**Directive**. Quote all entries exactly, leaving pictures aside.

**Information provided**.
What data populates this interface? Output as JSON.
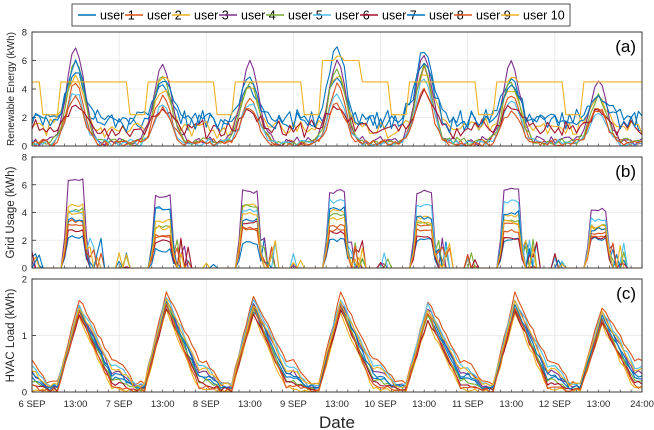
{
  "chart_data": {
    "type": "line",
    "xlabel": "Date",
    "x_tick_labels": [
      "6 SEP",
      "13:00",
      "7 SEP",
      "13:00",
      "8 SEP",
      "13:00",
      "9 SEP",
      "13:00",
      "10 SEP",
      "13:00",
      "11 SEP",
      "13:00",
      "12 SEP",
      "13:00",
      "24:00"
    ],
    "x_range_hours": [
      0,
      168
    ],
    "legend": {
      "placement": "top-center",
      "entries": [
        "user 1",
        "user 2",
        "user 3",
        "user 4",
        "user 5",
        "user 6",
        "user 7",
        "user 8",
        "user 9",
        "user 10"
      ]
    },
    "series_colors": [
      "#0072BD",
      "#D95319",
      "#EDB120",
      "#7E2F8E",
      "#77AC30",
      "#4DBEEE",
      "#A2142F",
      "#0072BD",
      "#D95319",
      "#EDB120"
    ],
    "panels": [
      {
        "label": "(a)",
        "ylabel": "Renewable Energy (kWh)",
        "ylim": [
          0,
          8
        ],
        "yticks": [
          "0",
          "2",
          "4",
          "6",
          "8"
        ],
        "grid": true,
        "day_peaks": [
          [
            5.2,
            4.2,
            4.0,
            4.8,
            6.8,
            4.8,
            3.6
          ],
          [
            4.6,
            3.5,
            3.4,
            4.2,
            5.4,
            3.6,
            2.7
          ],
          [
            5.0,
            4.0,
            4.2,
            5.0,
            5.2,
            4.0,
            3.4
          ],
          [
            7.0,
            5.8,
            6.0,
            6.0,
            6.4,
            6.0,
            4.6
          ],
          [
            6.0,
            5.0,
            4.6,
            5.5,
            5.6,
            4.5,
            3.5
          ],
          [
            3.8,
            2.8,
            3.0,
            3.5,
            4.8,
            3.2,
            2.5
          ],
          [
            2.7,
            2.4,
            2.5,
            2.8,
            3.8,
            2.8,
            2.4
          ],
          [
            5.8,
            4.6,
            4.8,
            6.9,
            6.0,
            4.2,
            3.5
          ],
          [
            3.5,
            2.6,
            2.8,
            3.0,
            4.0,
            2.5,
            2.6
          ],
          [
            4.5,
            4.5,
            4.5,
            6.0,
            4.5,
            4.5,
            4.5
          ]
        ],
        "night_levels": [
          2.5,
          0.3,
          1.8,
          0.5,
          0.4,
          0.3,
          1.7,
          2.4,
          0.2,
          4.5
        ]
      },
      {
        "label": "(b)",
        "ylabel": "Grid Usage (kWh)",
        "ylim": [
          0,
          8
        ],
        "yticks": [
          "0",
          "2",
          "4",
          "6",
          "8"
        ],
        "grid": true,
        "day_peaks": [
          [
            2.2,
            1.3,
            1.8,
            2.0,
            2.0,
            2.0,
            2.1
          ],
          [
            3.4,
            2.4,
            2.8,
            3.0,
            3.1,
            3.2,
            2.5
          ],
          [
            4.5,
            3.4,
            4.5,
            4.1,
            3.6,
            3.8,
            2.9
          ],
          [
            6.4,
            5.2,
            5.5,
            5.5,
            5.5,
            5.6,
            4.2
          ],
          [
            4.2,
            3.0,
            4.5,
            3.8,
            3.2,
            3.4,
            3.0
          ],
          [
            4.0,
            4.2,
            4.2,
            4.8,
            4.5,
            4.8,
            3.5
          ],
          [
            2.7,
            1.9,
            3.3,
            2.6,
            2.2,
            2.1,
            2.2
          ],
          [
            3.5,
            4.3,
            3.5,
            4.3,
            3.6,
            4.0,
            2.8
          ],
          [
            3.2,
            2.2,
            2.9,
            2.8,
            2.7,
            2.7,
            2.3
          ],
          [
            4.0,
            2.9,
            3.9,
            3.5,
            3.3,
            3.3,
            3.0
          ]
        ]
      },
      {
        "label": "(c)",
        "ylabel": "HVAC Load (kWh)",
        "ylim": [
          0,
          2
        ],
        "yticks": [
          "0",
          "1",
          "2"
        ],
        "grid": true,
        "day_peaks": [
          [
            1.45,
            1.55,
            1.45,
            1.45,
            1.4,
            1.5,
            1.3
          ],
          [
            1.65,
            1.8,
            1.7,
            1.75,
            1.6,
            1.75,
            1.5
          ],
          [
            1.35,
            1.45,
            1.35,
            1.4,
            1.25,
            1.4,
            1.2
          ],
          [
            1.5,
            1.65,
            1.6,
            1.6,
            1.5,
            1.65,
            1.4
          ],
          [
            1.4,
            1.55,
            1.45,
            1.5,
            1.35,
            1.5,
            1.25
          ],
          [
            1.55,
            1.7,
            1.65,
            1.65,
            1.55,
            1.65,
            1.45
          ],
          [
            1.35,
            1.5,
            1.4,
            1.45,
            1.3,
            1.45,
            1.25
          ],
          [
            1.45,
            1.6,
            1.55,
            1.55,
            1.45,
            1.55,
            1.35
          ],
          [
            1.4,
            1.55,
            1.5,
            1.5,
            1.4,
            1.5,
            1.3
          ],
          [
            1.5,
            1.65,
            1.55,
            1.6,
            1.45,
            1.6,
            1.4
          ]
        ],
        "night_levels": [
          0.25,
          0.55,
          0.05,
          0.35,
          0.2,
          0.45,
          0.15,
          0.3,
          0.1,
          0.4
        ]
      }
    ]
  }
}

**Full solution**.
What data populates this interface? Output as JSON.
{
  "chart_data": {
    "type": "line",
    "xlabel": "Date",
    "x_tick_labels": [
      "6 SEP",
      "13:00",
      "7 SEP",
      "13:00",
      "8 SEP",
      "13:00",
      "9 SEP",
      "13:00",
      "10 SEP",
      "13:00",
      "11 SEP",
      "13:00",
      "12 SEP",
      "13:00",
      "24:00"
    ],
    "x_range_hours": [
      0,
      168
    ],
    "legend": {
      "placement": "top-center",
      "entries": [
        "user 1",
        "user 2",
        "user 3",
        "user 4",
        "user 5",
        "user 6",
        "user 7",
        "user 8",
        "user 9",
        "user 10"
      ]
    },
    "series_colors": [
      "#0072BD",
      "#D95319",
      "#EDB120",
      "#7E2F8E",
      "#77AC30",
      "#4DBEEE",
      "#A2142F",
      "#0072BD",
      "#D95319",
      "#EDB120"
    ],
    "panels": [
      {
        "label": "(a)",
        "ylabel": "Renewable Energy (kWh)",
        "ylim": [
          0,
          8
        ],
        "yticks": [
          "0",
          "2",
          "4",
          "6",
          "8"
        ],
        "grid": true,
        "day_peaks": [
          [
            5.2,
            4.2,
            4.0,
            4.8,
            6.8,
            4.8,
            3.6
          ],
          [
            4.6,
            3.5,
            3.4,
            4.2,
            5.4,
            3.6,
            2.7
          ],
          [
            5.0,
            4.0,
            4.2,
            5.0,
            5.2,
            4.0,
            3.4
          ],
          [
            7.0,
            5.8,
            6.0,
            6.0,
            6.4,
            6.0,
            4.6
          ],
          [
            6.0,
            5.0,
            4.6,
            5.5,
            5.6,
            4.5,
            3.5
          ],
          [
            3.8,
            2.8,
            3.0,
            3.5,
            4.8,
            3.2,
            2.5
          ],
          [
            2.7,
            2.4,
            2.5,
            2.8,
            3.8,
            2.8,
            2.4
          ],
          [
            5.8,
            4.6,
            4.8,
            6.9,
            6.0,
            4.2,
            3.5
          ],
          [
            3.5,
            2.6,
            2.8,
            3.0,
            4.0,
            2.5,
            2.6
          ],
          [
            4.5,
            4.5,
            4.5,
            6.0,
            4.5,
            4.5,
            4.5
          ]
        ],
        "night_levels": [
          2.5,
          0.3,
          1.8,
          0.5,
          0.4,
          0.3,
          1.7,
          2.4,
          0.2,
          4.5
        ]
      },
      {
        "label": "(b)",
        "ylabel": "Grid Usage (kWh)",
        "ylim": [
          0,
          8
        ],
        "yticks": [
          "0",
          "2",
          "4",
          "6",
          "8"
        ],
        "grid": true,
        "day_peaks": [
          [
            2.2,
            1.3,
            1.8,
            2.0,
            2.0,
            2.0,
            2.1
          ],
          [
            3.4,
            2.4,
            2.8,
            3.0,
            3.1,
            3.2,
            2.5
          ],
          [
            4.5,
            3.4,
            4.5,
            4.1,
            3.6,
            3.8,
            2.9
          ],
          [
            6.4,
            5.2,
            5.5,
            5.5,
            5.5,
            5.6,
            4.2
          ],
          [
            4.2,
            3.0,
            4.5,
            3.8,
            3.2,
            3.4,
            3.0
          ],
          [
            4.0,
            4.2,
            4.2,
            4.8,
            4.5,
            4.8,
            3.5
          ],
          [
            2.7,
            1.9,
            3.3,
            2.6,
            2.2,
            2.1,
            2.2
          ],
          [
            3.5,
            4.3,
            3.5,
            4.3,
            3.6,
            4.0,
            2.8
          ],
          [
            3.2,
            2.2,
            2.9,
            2.8,
            2.7,
            2.7,
            2.3
          ],
          [
            4.0,
            2.9,
            3.9,
            3.5,
            3.3,
            3.3,
            3.0
          ]
        ]
      },
      {
        "label": "(c)",
        "ylabel": "HVAC Load (kWh)",
        "ylim": [
          0,
          2
        ],
        "yticks": [
          "0",
          "1",
          "2"
        ],
        "grid": true,
        "day_peaks": [
          [
            1.45,
            1.55,
            1.45,
            1.45,
            1.4,
            1.5,
            1.3
          ],
          [
            1.65,
            1.8,
            1.7,
            1.75,
            1.6,
            1.75,
            1.5
          ],
          [
            1.35,
            1.45,
            1.35,
            1.4,
            1.25,
            1.4,
            1.2
          ],
          [
            1.5,
            1.65,
            1.6,
            1.6,
            1.5,
            1.65,
            1.4
          ],
          [
            1.4,
            1.55,
            1.45,
            1.5,
            1.35,
            1.5,
            1.25
          ],
          [
            1.55,
            1.7,
            1.65,
            1.65,
            1.55,
            1.65,
            1.45
          ],
          [
            1.35,
            1.5,
            1.4,
            1.45,
            1.3,
            1.45,
            1.25
          ],
          [
            1.45,
            1.6,
            1.55,
            1.55,
            1.45,
            1.55,
            1.35
          ],
          [
            1.4,
            1.55,
            1.5,
            1.5,
            1.4,
            1.5,
            1.3
          ],
          [
            1.5,
            1.65,
            1.55,
            1.6,
            1.45,
            1.6,
            1.4
          ]
        ],
        "night_levels": [
          0.25,
          0.55,
          0.05,
          0.35,
          0.2,
          0.45,
          0.15,
          0.3,
          0.1,
          0.4
        ]
      }
    ]
  }
}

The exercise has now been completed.